- [TASK PROMPT]:
Reproduce every one of the records below verbatim, line for line and without alteration.

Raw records

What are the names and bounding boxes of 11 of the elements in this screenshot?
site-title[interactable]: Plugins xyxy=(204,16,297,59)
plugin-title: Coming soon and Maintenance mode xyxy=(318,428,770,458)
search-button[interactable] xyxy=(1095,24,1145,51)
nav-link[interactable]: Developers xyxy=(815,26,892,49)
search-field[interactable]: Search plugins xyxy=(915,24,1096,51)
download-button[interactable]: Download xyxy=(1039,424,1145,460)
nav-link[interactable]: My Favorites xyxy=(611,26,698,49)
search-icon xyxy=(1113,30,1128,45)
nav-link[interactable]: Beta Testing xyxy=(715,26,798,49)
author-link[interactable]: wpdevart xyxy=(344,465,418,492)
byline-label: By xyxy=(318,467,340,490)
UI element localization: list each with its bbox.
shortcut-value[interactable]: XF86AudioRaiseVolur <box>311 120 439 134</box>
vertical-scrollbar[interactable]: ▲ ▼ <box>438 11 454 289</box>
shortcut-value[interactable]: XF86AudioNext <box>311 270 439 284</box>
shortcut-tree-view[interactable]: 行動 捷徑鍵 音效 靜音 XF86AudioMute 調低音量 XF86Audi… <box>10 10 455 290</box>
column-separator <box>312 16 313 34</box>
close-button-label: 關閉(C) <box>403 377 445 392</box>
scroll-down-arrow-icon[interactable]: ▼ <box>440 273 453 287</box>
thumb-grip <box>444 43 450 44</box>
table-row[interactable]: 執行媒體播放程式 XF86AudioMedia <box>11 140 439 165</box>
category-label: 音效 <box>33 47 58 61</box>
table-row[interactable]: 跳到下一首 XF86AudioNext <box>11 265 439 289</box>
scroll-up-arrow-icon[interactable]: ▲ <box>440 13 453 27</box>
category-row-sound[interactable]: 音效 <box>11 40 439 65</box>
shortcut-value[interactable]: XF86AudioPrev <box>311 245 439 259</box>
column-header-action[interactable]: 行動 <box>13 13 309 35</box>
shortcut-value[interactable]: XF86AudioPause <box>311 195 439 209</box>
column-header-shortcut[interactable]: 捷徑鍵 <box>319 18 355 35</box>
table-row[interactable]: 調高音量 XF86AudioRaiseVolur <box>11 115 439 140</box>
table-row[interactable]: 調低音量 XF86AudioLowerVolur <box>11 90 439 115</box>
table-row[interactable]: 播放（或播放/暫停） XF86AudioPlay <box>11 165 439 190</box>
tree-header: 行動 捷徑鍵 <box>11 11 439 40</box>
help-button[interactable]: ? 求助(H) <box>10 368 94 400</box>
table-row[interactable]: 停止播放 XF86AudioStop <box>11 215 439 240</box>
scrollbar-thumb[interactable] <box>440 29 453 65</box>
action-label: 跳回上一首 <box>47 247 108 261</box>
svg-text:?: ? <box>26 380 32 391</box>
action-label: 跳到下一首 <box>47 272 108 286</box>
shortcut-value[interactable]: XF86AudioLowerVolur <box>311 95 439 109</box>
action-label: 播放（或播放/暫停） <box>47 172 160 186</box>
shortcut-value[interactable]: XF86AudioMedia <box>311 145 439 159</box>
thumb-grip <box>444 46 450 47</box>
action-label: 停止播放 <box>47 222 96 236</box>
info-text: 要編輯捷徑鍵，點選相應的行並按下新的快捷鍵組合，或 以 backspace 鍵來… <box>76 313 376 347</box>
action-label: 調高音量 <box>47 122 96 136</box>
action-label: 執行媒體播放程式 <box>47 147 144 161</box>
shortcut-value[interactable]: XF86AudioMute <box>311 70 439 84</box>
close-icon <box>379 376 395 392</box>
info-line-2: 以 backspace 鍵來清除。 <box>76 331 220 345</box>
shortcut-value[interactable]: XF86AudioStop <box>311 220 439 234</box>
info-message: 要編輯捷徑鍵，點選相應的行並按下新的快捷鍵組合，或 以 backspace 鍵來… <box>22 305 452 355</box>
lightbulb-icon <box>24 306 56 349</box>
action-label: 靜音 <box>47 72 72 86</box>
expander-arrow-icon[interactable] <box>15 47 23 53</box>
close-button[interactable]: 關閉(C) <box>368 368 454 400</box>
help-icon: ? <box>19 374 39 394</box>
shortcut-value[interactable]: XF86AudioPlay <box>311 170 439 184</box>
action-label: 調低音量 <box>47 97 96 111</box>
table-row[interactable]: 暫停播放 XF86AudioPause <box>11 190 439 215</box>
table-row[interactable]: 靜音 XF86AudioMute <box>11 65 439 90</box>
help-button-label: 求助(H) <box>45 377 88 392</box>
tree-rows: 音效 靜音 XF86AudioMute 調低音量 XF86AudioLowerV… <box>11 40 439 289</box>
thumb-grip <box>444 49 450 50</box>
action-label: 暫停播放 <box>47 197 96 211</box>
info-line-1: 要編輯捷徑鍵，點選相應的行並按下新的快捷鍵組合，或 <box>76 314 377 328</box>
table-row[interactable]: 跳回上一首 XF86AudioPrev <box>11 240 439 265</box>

- [FINISHED EXERCISE]:
What are the names and bounding boxes of 11 of the elements in this screenshot?
site-title[interactable]: Plugins xyxy=(204,16,297,59)
plugin-title: Coming soon and Maintenance mode xyxy=(318,428,770,458)
search-button[interactable] xyxy=(1095,24,1145,51)
nav-link[interactable]: Developers xyxy=(815,26,892,49)
search-field[interactable]: Search plugins xyxy=(915,24,1096,51)
download-button[interactable]: Download xyxy=(1039,424,1145,460)
nav-link[interactable]: My Favorites xyxy=(611,26,698,49)
search-icon xyxy=(1113,30,1128,45)
nav-link[interactable]: Beta Testing xyxy=(715,26,798,49)
author-link[interactable]: wpdevart xyxy=(344,465,418,492)
byline-label: By xyxy=(318,467,340,490)
UI element localization: list each with its bbox.
shortcut-value[interactable]: XF86AudioRaiseVolur <box>311 120 439 134</box>
vertical-scrollbar[interactable]: ▲ ▼ <box>438 11 454 289</box>
shortcut-value[interactable]: XF86AudioNext <box>311 270 439 284</box>
shortcut-tree-view[interactable]: 行動 捷徑鍵 音效 靜音 XF86AudioMute 調低音量 XF86Audi… <box>10 10 455 290</box>
column-separator <box>312 16 313 34</box>
close-button-label: 關閉(C) <box>403 377 445 392</box>
scroll-down-arrow-icon[interactable]: ▼ <box>440 273 453 287</box>
thumb-grip <box>444 43 450 44</box>
table-row[interactable]: 執行媒體播放程式 XF86AudioMedia <box>11 140 439 165</box>
category-label: 音效 <box>33 47 58 61</box>
table-row[interactable]: 跳到下一首 XF86AudioNext <box>11 265 439 289</box>
scroll-up-arrow-icon[interactable]: ▲ <box>440 13 453 27</box>
category-row-sound[interactable]: 音效 <box>11 40 439 65</box>
shortcut-value[interactable]: XF86AudioPrev <box>311 245 439 259</box>
column-header-action[interactable]: 行動 <box>13 13 309 35</box>
shortcut-value[interactable]: XF86AudioPause <box>311 195 439 209</box>
column-header-shortcut[interactable]: 捷徑鍵 <box>319 18 355 35</box>
table-row[interactable]: 調高音量 XF86AudioRaiseVolur <box>11 115 439 140</box>
table-row[interactable]: 調低音量 XF86AudioLowerVolur <box>11 90 439 115</box>
table-row[interactable]: 播放（或播放/暫停） XF86AudioPlay <box>11 165 439 190</box>
tree-header: 行動 捷徑鍵 <box>11 11 439 40</box>
help-button[interactable]: ? 求助(H) <box>10 368 94 400</box>
table-row[interactable]: 停止播放 XF86AudioStop <box>11 215 439 240</box>
scrollbar-thumb[interactable] <box>440 29 453 65</box>
action-label: 跳回上一首 <box>47 247 108 261</box>
svg-text:?: ? <box>26 380 32 391</box>
action-label: 跳到下一首 <box>47 272 108 286</box>
shortcut-value[interactable]: XF86AudioLowerVolur <box>311 95 439 109</box>
action-label: 播放（或播放/暫停） <box>47 172 160 186</box>
shortcut-value[interactable]: XF86AudioMedia <box>311 145 439 159</box>
thumb-grip <box>444 46 450 47</box>
action-label: 停止播放 <box>47 222 96 236</box>
info-text: 要編輯捷徑鍵，點選相應的行並按下新的快捷鍵組合，或 以 backspace 鍵來… <box>76 313 376 347</box>
action-label: 調高音量 <box>47 122 96 136</box>
action-label: 執行媒體播放程式 <box>47 147 144 161</box>
shortcut-value[interactable]: XF86AudioMute <box>311 70 439 84</box>
close-icon <box>379 376 395 392</box>
info-line-2: 以 backspace 鍵來清除。 <box>76 331 220 345</box>
shortcut-value[interactable]: XF86AudioStop <box>311 220 439 234</box>
info-message: 要編輯捷徑鍵，點選相應的行並按下新的快捷鍵組合，或 以 backspace 鍵來… <box>22 305 452 355</box>
lightbulb-icon <box>24 306 56 349</box>
action-label: 靜音 <box>47 72 72 86</box>
expander-arrow-icon[interactable] <box>15 47 23 53</box>
close-button[interactable]: 關閉(C) <box>368 368 454 400</box>
help-icon: ? <box>19 374 39 394</box>
shortcut-value[interactable]: XF86AudioPlay <box>311 170 439 184</box>
action-label: 調低音量 <box>47 97 96 111</box>
table-row[interactable]: 暫停播放 XF86AudioPause <box>11 190 439 215</box>
table-row[interactable]: 靜音 XF86AudioMute <box>11 65 439 90</box>
help-button-label: 求助(H) <box>45 377 88 392</box>
tree-rows: 音效 靜音 XF86AudioMute 調低音量 XF86AudioLowerV… <box>11 40 439 289</box>
thumb-grip <box>444 49 450 50</box>
action-label: 暫停播放 <box>47 197 96 211</box>
info-line-1: 要編輯捷徑鍵，點選相應的行並按下新的快捷鍵組合，或 <box>76 314 377 328</box>
table-row[interactable]: 跳回上一首 XF86AudioPrev <box>11 240 439 265</box>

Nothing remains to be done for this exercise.